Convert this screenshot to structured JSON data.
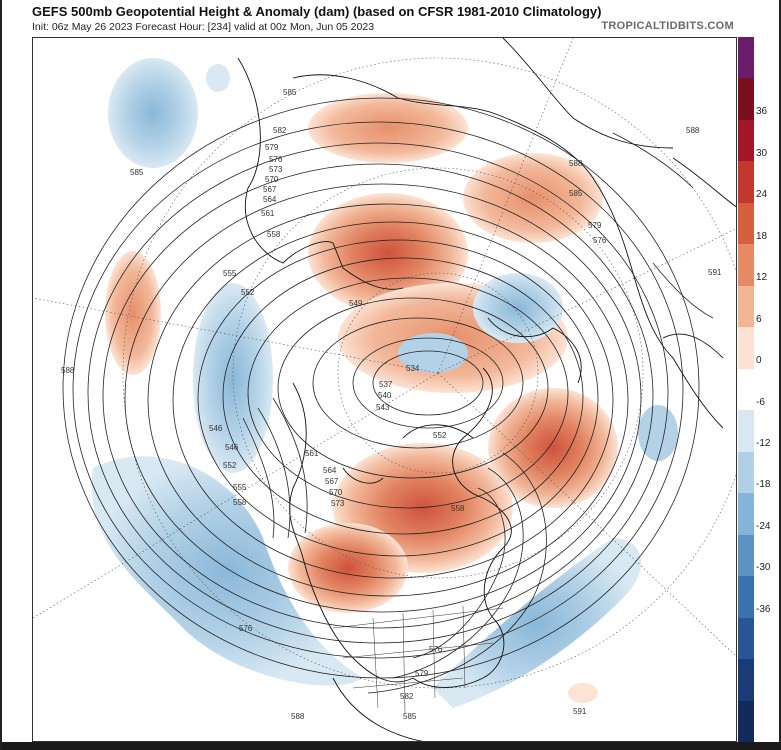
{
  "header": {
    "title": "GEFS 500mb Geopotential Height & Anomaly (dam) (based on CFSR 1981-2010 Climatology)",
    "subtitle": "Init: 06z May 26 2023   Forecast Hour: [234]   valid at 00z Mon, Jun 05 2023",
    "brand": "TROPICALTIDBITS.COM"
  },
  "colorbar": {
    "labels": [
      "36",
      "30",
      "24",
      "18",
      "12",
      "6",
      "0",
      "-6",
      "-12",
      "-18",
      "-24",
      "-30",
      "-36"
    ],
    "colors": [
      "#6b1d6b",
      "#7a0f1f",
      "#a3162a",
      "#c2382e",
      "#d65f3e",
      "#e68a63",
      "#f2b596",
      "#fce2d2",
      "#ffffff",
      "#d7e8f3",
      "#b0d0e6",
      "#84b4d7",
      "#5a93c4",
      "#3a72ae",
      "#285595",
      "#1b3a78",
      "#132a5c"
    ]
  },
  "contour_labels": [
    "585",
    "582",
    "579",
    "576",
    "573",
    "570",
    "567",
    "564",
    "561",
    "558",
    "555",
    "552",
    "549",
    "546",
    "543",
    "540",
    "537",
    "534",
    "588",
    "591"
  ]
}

----

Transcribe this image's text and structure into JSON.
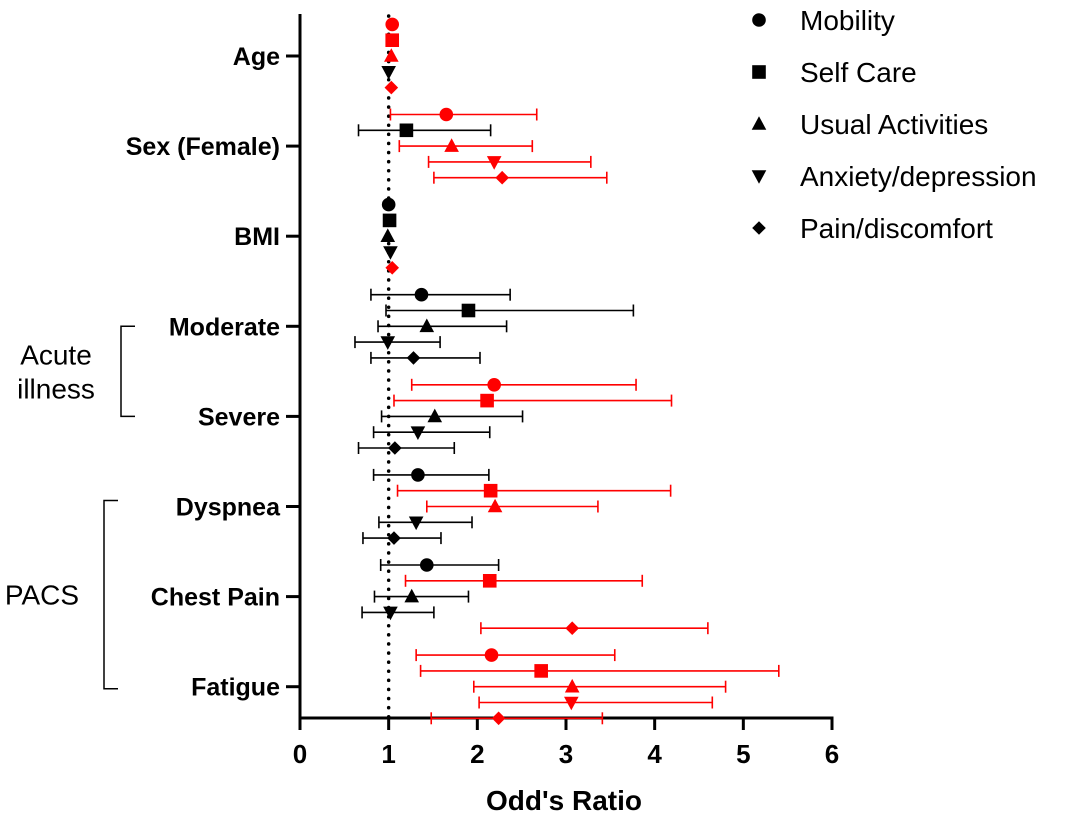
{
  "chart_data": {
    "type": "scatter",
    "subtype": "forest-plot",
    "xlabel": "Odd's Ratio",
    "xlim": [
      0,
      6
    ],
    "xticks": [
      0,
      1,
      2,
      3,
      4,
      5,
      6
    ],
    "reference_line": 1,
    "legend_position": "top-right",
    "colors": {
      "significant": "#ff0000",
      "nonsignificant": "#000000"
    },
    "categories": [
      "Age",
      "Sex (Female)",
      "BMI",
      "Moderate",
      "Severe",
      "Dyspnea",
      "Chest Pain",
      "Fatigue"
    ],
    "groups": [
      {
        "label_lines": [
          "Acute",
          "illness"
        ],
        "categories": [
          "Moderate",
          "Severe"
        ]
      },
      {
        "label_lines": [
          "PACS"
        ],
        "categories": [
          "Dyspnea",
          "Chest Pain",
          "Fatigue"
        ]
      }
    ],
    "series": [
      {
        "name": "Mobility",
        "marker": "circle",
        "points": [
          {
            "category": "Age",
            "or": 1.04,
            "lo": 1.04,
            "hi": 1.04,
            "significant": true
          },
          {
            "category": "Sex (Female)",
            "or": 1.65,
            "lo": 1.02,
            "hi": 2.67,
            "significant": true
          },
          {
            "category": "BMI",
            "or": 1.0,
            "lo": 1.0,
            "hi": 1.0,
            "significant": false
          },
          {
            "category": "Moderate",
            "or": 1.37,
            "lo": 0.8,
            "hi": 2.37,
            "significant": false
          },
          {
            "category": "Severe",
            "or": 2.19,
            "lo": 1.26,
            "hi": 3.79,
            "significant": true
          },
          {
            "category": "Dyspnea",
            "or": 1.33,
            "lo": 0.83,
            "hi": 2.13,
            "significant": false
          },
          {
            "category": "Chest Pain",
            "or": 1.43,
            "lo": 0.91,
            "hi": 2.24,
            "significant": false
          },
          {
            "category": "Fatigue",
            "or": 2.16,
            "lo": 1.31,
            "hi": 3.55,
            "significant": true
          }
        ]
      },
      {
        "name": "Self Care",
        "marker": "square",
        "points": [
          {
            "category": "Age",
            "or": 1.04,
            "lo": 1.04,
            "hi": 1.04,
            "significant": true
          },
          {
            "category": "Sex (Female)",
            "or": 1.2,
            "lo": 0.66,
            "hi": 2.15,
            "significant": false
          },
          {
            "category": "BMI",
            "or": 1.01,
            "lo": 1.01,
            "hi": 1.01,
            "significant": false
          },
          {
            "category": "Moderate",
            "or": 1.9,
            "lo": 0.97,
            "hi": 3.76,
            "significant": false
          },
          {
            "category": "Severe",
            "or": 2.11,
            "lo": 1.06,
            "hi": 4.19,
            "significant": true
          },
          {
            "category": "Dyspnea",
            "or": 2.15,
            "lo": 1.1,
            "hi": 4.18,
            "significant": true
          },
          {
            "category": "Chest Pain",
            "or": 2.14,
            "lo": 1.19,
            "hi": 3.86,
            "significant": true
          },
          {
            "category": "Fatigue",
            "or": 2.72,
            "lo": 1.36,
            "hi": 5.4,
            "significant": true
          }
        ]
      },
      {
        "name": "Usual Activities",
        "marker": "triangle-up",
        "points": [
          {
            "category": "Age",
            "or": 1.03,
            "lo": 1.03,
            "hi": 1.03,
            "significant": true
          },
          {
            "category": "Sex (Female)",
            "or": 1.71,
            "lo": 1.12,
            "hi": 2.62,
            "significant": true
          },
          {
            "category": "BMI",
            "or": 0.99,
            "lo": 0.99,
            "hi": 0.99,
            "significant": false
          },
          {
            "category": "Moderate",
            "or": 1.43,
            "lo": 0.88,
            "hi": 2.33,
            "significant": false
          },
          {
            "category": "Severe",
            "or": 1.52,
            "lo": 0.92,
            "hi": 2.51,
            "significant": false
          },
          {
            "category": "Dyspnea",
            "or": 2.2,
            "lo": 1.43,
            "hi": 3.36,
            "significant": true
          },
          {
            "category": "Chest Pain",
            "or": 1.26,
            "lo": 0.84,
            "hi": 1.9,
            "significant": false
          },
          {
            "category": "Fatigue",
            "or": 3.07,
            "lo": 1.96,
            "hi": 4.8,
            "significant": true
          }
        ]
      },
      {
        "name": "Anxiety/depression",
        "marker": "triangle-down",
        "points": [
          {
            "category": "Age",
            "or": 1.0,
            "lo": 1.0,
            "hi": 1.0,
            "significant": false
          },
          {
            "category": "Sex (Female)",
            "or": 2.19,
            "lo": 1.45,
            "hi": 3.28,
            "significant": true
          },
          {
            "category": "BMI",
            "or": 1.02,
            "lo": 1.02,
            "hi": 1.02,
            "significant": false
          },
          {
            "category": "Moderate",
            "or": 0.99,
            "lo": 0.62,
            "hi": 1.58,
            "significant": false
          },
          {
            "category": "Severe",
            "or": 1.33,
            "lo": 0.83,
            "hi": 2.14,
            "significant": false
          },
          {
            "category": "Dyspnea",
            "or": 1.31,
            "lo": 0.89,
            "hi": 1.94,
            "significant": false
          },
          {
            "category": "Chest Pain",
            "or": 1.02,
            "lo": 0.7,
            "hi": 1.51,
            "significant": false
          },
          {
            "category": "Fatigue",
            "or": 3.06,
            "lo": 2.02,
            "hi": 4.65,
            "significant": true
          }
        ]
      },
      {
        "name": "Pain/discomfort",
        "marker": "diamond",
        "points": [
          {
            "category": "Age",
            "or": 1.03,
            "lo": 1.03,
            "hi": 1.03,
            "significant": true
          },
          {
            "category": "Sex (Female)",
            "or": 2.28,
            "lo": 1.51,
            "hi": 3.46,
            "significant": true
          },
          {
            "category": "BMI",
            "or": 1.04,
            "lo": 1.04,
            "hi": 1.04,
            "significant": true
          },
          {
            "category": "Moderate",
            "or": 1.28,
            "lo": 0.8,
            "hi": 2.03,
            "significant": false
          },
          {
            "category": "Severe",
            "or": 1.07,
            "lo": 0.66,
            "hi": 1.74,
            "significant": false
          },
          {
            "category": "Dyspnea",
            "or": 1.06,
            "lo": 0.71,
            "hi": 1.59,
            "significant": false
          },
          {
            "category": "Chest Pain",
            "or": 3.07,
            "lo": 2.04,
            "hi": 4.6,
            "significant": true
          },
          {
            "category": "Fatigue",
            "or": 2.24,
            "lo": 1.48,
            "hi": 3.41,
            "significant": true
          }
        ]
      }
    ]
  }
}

----

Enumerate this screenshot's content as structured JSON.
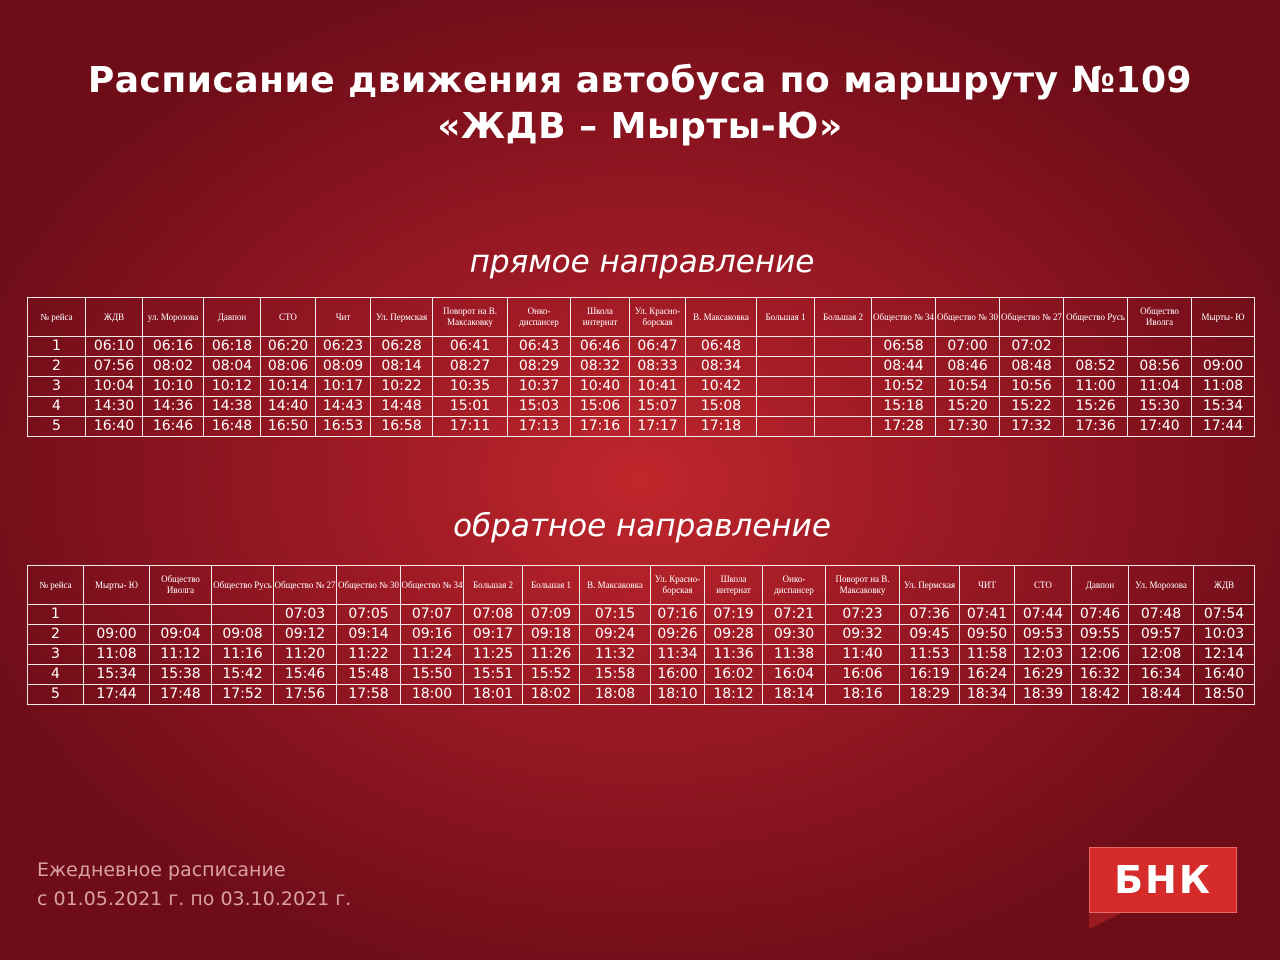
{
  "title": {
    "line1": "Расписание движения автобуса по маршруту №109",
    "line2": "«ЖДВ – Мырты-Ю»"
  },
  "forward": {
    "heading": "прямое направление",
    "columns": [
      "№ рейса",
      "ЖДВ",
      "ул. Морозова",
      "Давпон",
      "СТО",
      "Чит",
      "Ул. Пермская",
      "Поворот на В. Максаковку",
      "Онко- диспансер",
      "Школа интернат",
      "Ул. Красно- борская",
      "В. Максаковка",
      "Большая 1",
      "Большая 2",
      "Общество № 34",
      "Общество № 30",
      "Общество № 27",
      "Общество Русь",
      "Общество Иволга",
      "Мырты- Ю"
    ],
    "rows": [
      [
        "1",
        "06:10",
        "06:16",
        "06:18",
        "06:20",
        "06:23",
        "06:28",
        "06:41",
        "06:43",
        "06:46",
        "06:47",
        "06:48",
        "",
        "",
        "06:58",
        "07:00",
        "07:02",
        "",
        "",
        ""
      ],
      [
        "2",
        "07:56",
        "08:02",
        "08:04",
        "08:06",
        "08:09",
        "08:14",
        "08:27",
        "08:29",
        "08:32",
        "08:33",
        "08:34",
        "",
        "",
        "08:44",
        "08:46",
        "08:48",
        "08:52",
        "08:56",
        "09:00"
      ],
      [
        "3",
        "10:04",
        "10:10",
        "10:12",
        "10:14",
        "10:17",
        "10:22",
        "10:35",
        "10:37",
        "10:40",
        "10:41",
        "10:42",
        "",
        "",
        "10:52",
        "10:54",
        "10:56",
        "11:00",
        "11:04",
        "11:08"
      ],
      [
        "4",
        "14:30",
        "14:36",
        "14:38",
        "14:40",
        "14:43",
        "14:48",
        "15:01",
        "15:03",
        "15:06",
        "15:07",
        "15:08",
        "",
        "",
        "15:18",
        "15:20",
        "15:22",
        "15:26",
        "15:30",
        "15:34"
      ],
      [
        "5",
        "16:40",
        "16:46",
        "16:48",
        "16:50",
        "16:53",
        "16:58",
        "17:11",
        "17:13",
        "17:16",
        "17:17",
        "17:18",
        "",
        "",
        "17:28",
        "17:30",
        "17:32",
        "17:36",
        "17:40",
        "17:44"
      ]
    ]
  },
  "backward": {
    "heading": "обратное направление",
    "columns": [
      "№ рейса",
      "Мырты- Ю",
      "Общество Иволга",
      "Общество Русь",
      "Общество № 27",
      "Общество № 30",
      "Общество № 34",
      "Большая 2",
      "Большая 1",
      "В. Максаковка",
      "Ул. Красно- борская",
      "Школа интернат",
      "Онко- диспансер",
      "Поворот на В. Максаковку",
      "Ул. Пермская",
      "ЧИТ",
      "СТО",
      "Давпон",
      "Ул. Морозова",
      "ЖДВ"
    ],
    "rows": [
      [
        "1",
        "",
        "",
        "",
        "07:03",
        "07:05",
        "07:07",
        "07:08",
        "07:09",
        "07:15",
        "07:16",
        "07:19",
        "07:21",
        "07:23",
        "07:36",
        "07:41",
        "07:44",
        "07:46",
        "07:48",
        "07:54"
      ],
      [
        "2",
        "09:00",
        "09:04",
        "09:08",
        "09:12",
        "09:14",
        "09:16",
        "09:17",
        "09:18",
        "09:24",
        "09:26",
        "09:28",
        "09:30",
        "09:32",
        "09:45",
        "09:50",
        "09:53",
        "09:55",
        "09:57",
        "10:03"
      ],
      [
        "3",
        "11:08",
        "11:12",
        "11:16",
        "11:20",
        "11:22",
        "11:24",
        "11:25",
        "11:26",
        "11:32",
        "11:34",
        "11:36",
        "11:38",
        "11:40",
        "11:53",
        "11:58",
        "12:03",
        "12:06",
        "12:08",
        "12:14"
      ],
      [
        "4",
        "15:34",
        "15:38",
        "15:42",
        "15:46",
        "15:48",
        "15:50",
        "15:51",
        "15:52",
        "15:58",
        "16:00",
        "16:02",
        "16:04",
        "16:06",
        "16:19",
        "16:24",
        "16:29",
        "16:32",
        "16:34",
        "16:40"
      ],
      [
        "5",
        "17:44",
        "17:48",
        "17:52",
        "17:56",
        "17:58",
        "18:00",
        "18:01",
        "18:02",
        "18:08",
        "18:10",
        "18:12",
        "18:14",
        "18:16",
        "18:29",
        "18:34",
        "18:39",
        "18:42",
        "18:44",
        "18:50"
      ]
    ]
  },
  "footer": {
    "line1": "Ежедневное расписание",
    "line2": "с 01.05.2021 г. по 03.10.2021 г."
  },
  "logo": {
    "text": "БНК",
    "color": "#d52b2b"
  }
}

----

▶ **Given request**:
Go through the data above and find the lines with the word "name". Copy each of those lines.

▶ **Exercise response**:
        "name": "Mobility",
        "name": "Self Care",
        "name": "Usual Activities",
        "name": "Anxiety/depression",
        "name": "Pain/discomfort",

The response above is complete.